Stated goal: Leave out every picture, then transcribe the rest of the listing exactly.

Records to process:

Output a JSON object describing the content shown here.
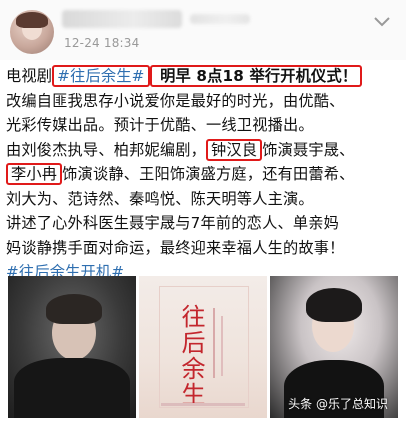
{
  "post": {
    "time": "12-24 18:34",
    "lines": [
      {
        "parts": [
          {
            "t": "电视剧",
            "k": "plain"
          },
          {
            "t": "#往后余生#",
            "k": "tag-box"
          },
          {
            "t": " 明早 8点18 举行开机仪式！",
            "k": "box-bold"
          }
        ]
      },
      {
        "parts": [
          {
            "t": "改编自匪我思存小说爱你是最好的时光，由优酷、",
            "k": "plain"
          }
        ]
      },
      {
        "parts": [
          {
            "t": "光彩传媒出品。预计于优酷、一线卫视播出。",
            "k": "plain"
          }
        ]
      },
      {
        "parts": [
          {
            "t": "由刘俊杰执导、柏邦妮编剧，",
            "k": "plain"
          },
          {
            "t": "钟汉良",
            "k": "box"
          },
          {
            "t": "饰演聂宇晟、",
            "k": "plain"
          }
        ]
      },
      {
        "parts": [
          {
            "t": "李小冉",
            "k": "box"
          },
          {
            "t": "饰演谈静、王阳饰演盛方庭，还有田蕾希、",
            "k": "plain"
          }
        ]
      },
      {
        "parts": [
          {
            "t": "刘大为、范诗然、秦鸣悦、陈天明等人主演。",
            "k": "plain"
          }
        ]
      },
      {
        "parts": [
          {
            "t": "讲述了心外科医生聂宇晟与7年前的恋人、单亲妈",
            "k": "plain"
          }
        ]
      },
      {
        "parts": [
          {
            "t": "妈谈静携手面对命运，最终迎来幸福人生的故事！",
            "k": "plain"
          }
        ]
      },
      {
        "parts": [
          {
            "t": "#往后余生开机#",
            "k": "tag"
          }
        ]
      }
    ]
  },
  "images": {
    "poster_title": "往后余生",
    "watermark": "头条 @乐了总知识"
  },
  "colors": {
    "hashtag": "#2f6fb0",
    "highlight_box": "#e01a1a"
  }
}
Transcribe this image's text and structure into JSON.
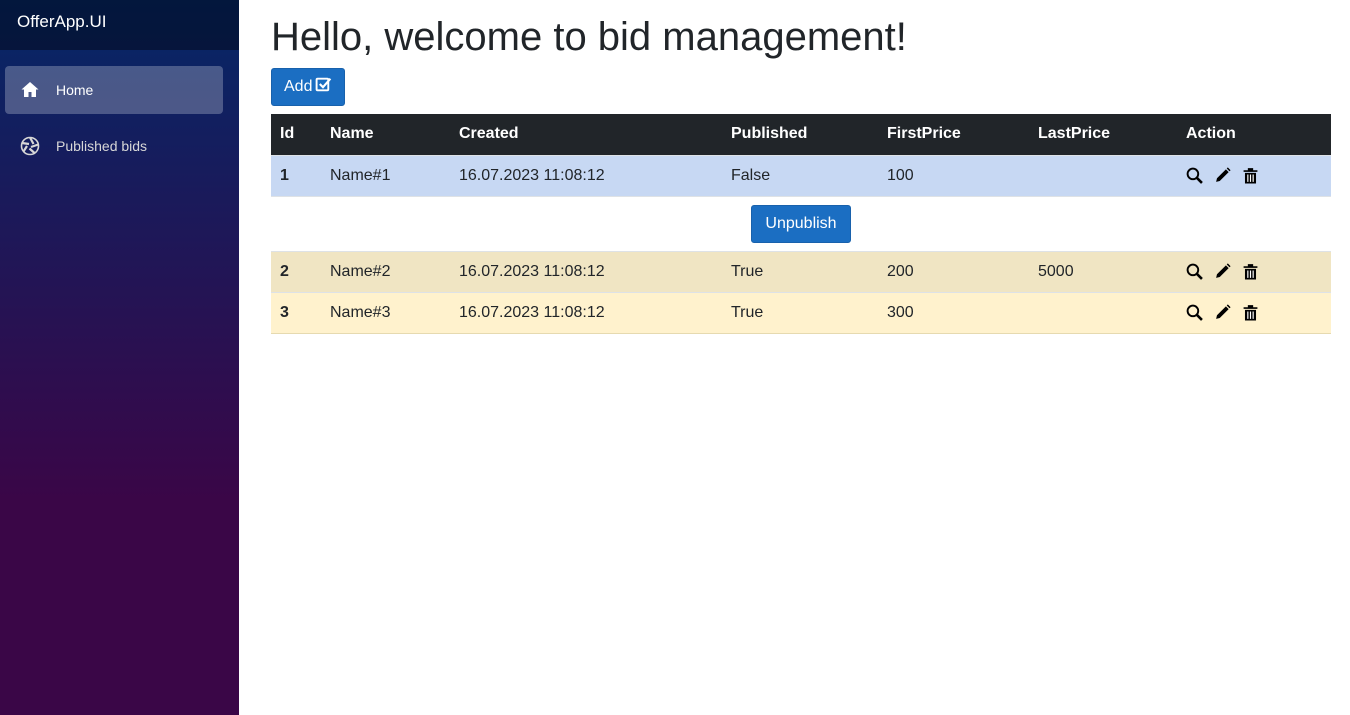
{
  "brand": "OfferApp.UI",
  "nav": [
    {
      "label": "Home",
      "icon": "home-icon",
      "active": true
    },
    {
      "label": "Published bids",
      "icon": "aperture-icon",
      "active": false
    }
  ],
  "page": {
    "title": "Hello, welcome to bid management!",
    "add_label": "Add"
  },
  "table": {
    "headers": [
      "Id",
      "Name",
      "Created",
      "Published",
      "FirstPrice",
      "LastPrice",
      "Action"
    ],
    "rows": [
      {
        "id": "1",
        "name": "Name#1",
        "created": "16.07.2023 11:08:12",
        "published": "False",
        "first_price": "100",
        "last_price": ""
      },
      {
        "id": "2",
        "name": "Name#2",
        "created": "16.07.2023 11:08:12",
        "published": "True",
        "first_price": "200",
        "last_price": "5000"
      },
      {
        "id": "3",
        "name": "Name#3",
        "created": "16.07.2023 11:08:12",
        "published": "True",
        "first_price": "300",
        "last_price": ""
      }
    ],
    "unpublish_label": "Unpublish"
  },
  "colors": {
    "accent": "#1b6ec2",
    "header_bg": "#212529",
    "row_selected": "#c7d8f3",
    "row_published_alt": "#f0e5c3",
    "row_published": "#fff2cd"
  }
}
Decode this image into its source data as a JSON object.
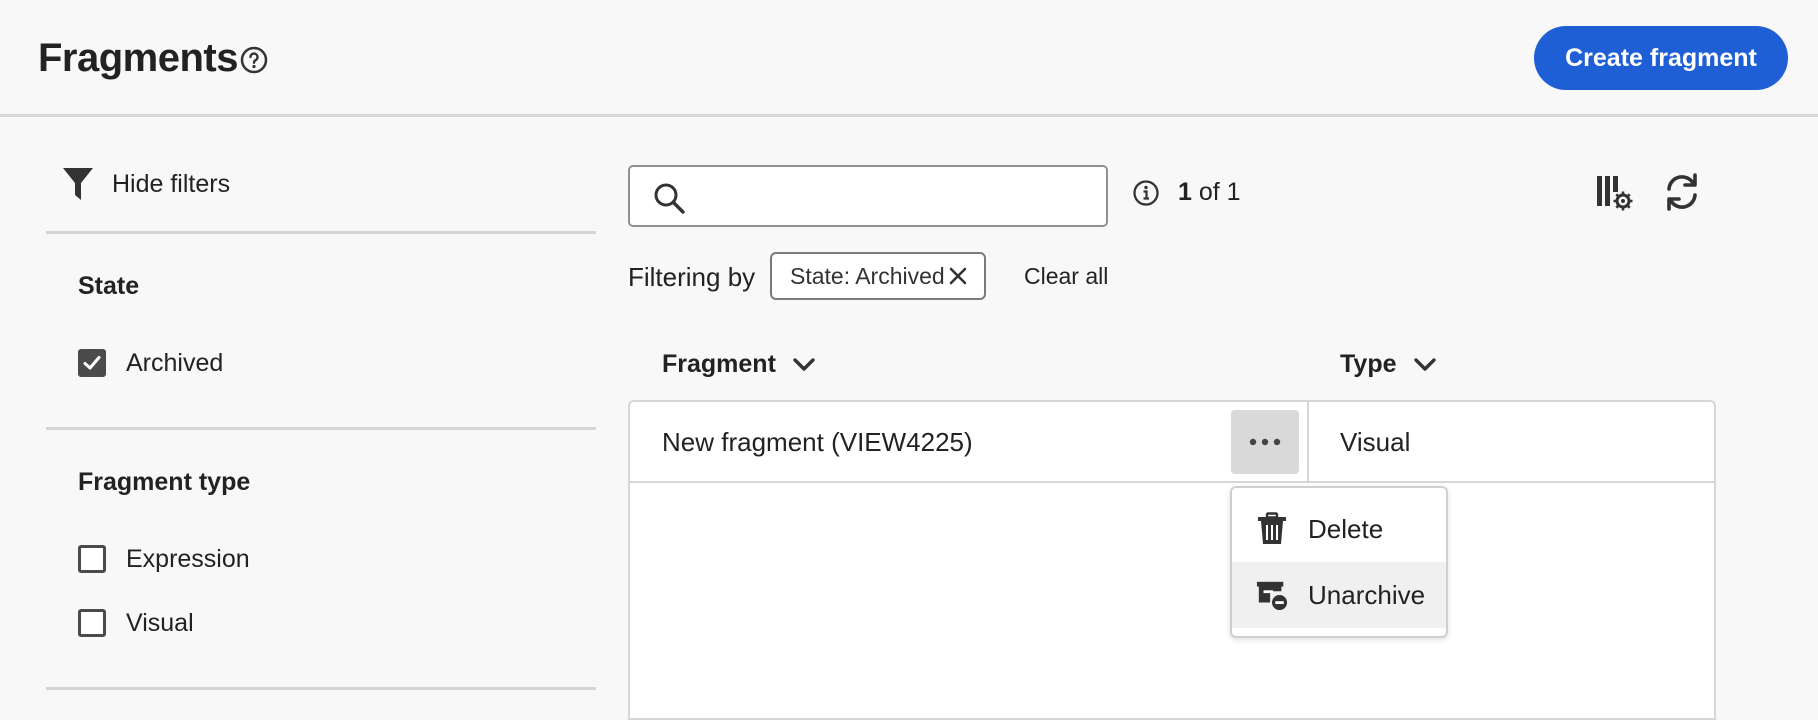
{
  "header": {
    "title": "Fragments",
    "create_button": "Create fragment"
  },
  "filters": {
    "hide_filters_label": "Hide filters",
    "state": {
      "title": "State",
      "options": [
        {
          "label": "Archived",
          "checked": true
        }
      ]
    },
    "fragment_type": {
      "title": "Fragment type",
      "options": [
        {
          "label": "Expression",
          "checked": false
        },
        {
          "label": "Visual",
          "checked": false
        }
      ]
    }
  },
  "search": {
    "value": "",
    "placeholder": ""
  },
  "results": {
    "current": "1",
    "of_label": "of 1"
  },
  "filtering": {
    "label": "Filtering by",
    "chip": "State: Archived",
    "clear_all": "Clear all"
  },
  "table": {
    "columns": [
      "Fragment",
      "Type"
    ],
    "rows": [
      {
        "fragment": "New fragment (VIEW4225)",
        "type": "Visual"
      }
    ]
  },
  "context_menu": {
    "items": [
      {
        "label": "Delete",
        "icon": "trash-icon"
      },
      {
        "label": "Unarchive",
        "icon": "unarchive-icon"
      }
    ]
  },
  "colors": {
    "accent": "#1f5fd6"
  }
}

Answer to this problem:
Output a JSON object describing the content shown here.
{
  "post": {
    "time": "12-24 18:34",
    "lines": [
      {
        "parts": [
          {
            "t": "电视剧",
            "k": "plain"
          },
          {
            "t": "#往后余生#",
            "k": "tag-box"
          },
          {
            "t": " 明早 8点18 举行开机仪式！",
            "k": "box-bold"
          }
        ]
      },
      {
        "parts": [
          {
            "t": "改编自匪我思存小说爱你是最好的时光，由优酷、",
            "k": "plain"
          }
        ]
      },
      {
        "parts": [
          {
            "t": "光彩传媒出品。预计于优酷、一线卫视播出。",
            "k": "plain"
          }
        ]
      },
      {
        "parts": [
          {
            "t": "由刘俊杰执导、柏邦妮编剧，",
            "k": "plain"
          },
          {
            "t": "钟汉良",
            "k": "box"
          },
          {
            "t": "饰演聂宇晟、",
            "k": "plain"
          }
        ]
      },
      {
        "parts": [
          {
            "t": "李小冉",
            "k": "box"
          },
          {
            "t": "饰演谈静、王阳饰演盛方庭，还有田蕾希、",
            "k": "plain"
          }
        ]
      },
      {
        "parts": [
          {
            "t": "刘大为、范诗然、秦鸣悦、陈天明等人主演。",
            "k": "plain"
          }
        ]
      },
      {
        "parts": [
          {
            "t": "讲述了心外科医生聂宇晟与7年前的恋人、单亲妈",
            "k": "plain"
          }
        ]
      },
      {
        "parts": [
          {
            "t": "妈谈静携手面对命运，最终迎来幸福人生的故事！",
            "k": "plain"
          }
        ]
      },
      {
        "parts": [
          {
            "t": "#往后余生开机#",
            "k": "tag"
          }
        ]
      }
    ]
  },
  "images": {
    "poster_title": "往后余生",
    "watermark": "头条 @乐了总知识"
  },
  "colors": {
    "hashtag": "#2f6fb0",
    "highlight_box": "#e01a1a"
  }
}
Transcribe this image's text and structure into JSON.
{
  "brand": "OfferApp.UI",
  "nav": [
    {
      "label": "Home",
      "icon": "home-icon",
      "active": true
    },
    {
      "label": "Published bids",
      "icon": "aperture-icon",
      "active": false
    }
  ],
  "page": {
    "title": "Hello, welcome to bid management!",
    "add_label": "Add"
  },
  "table": {
    "headers": [
      "Id",
      "Name",
      "Created",
      "Published",
      "FirstPrice",
      "LastPrice",
      "Action"
    ],
    "rows": [
      {
        "id": "1",
        "name": "Name#1",
        "created": "16.07.2023 11:08:12",
        "published": "False",
        "first_price": "100",
        "last_price": ""
      },
      {
        "id": "2",
        "name": "Name#2",
        "created": "16.07.2023 11:08:12",
        "published": "True",
        "first_price": "200",
        "last_price": "5000"
      },
      {
        "id": "3",
        "name": "Name#3",
        "created": "16.07.2023 11:08:12",
        "published": "True",
        "first_price": "300",
        "last_price": ""
      }
    ],
    "unpublish_label": "Unpublish"
  },
  "colors": {
    "accent": "#1b6ec2",
    "header_bg": "#212529",
    "row_selected": "#c7d8f3",
    "row_published_alt": "#f0e5c3",
    "row_published": "#fff2cd"
  }
}
Decode this image into its source data as a JSON object.
{
  "header": {
    "title": "Fragments",
    "create_button": "Create fragment"
  },
  "filters": {
    "hide_filters_label": "Hide filters",
    "state": {
      "title": "State",
      "options": [
        {
          "label": "Archived",
          "checked": true
        }
      ]
    },
    "fragment_type": {
      "title": "Fragment type",
      "options": [
        {
          "label": "Expression",
          "checked": false
        },
        {
          "label": "Visual",
          "checked": false
        }
      ]
    }
  },
  "search": {
    "value": "",
    "placeholder": ""
  },
  "results": {
    "current": "1",
    "of_label": "of 1"
  },
  "filtering": {
    "label": "Filtering by",
    "chip": "State: Archived",
    "clear_all": "Clear all"
  },
  "table": {
    "columns": [
      "Fragment",
      "Type"
    ],
    "rows": [
      {
        "fragment": "New fragment (VIEW4225)",
        "type": "Visual"
      }
    ]
  },
  "context_menu": {
    "items": [
      {
        "label": "Delete",
        "icon": "trash-icon"
      },
      {
        "label": "Unarchive",
        "icon": "unarchive-icon"
      }
    ]
  },
  "colors": {
    "accent": "#1f5fd6"
  }
}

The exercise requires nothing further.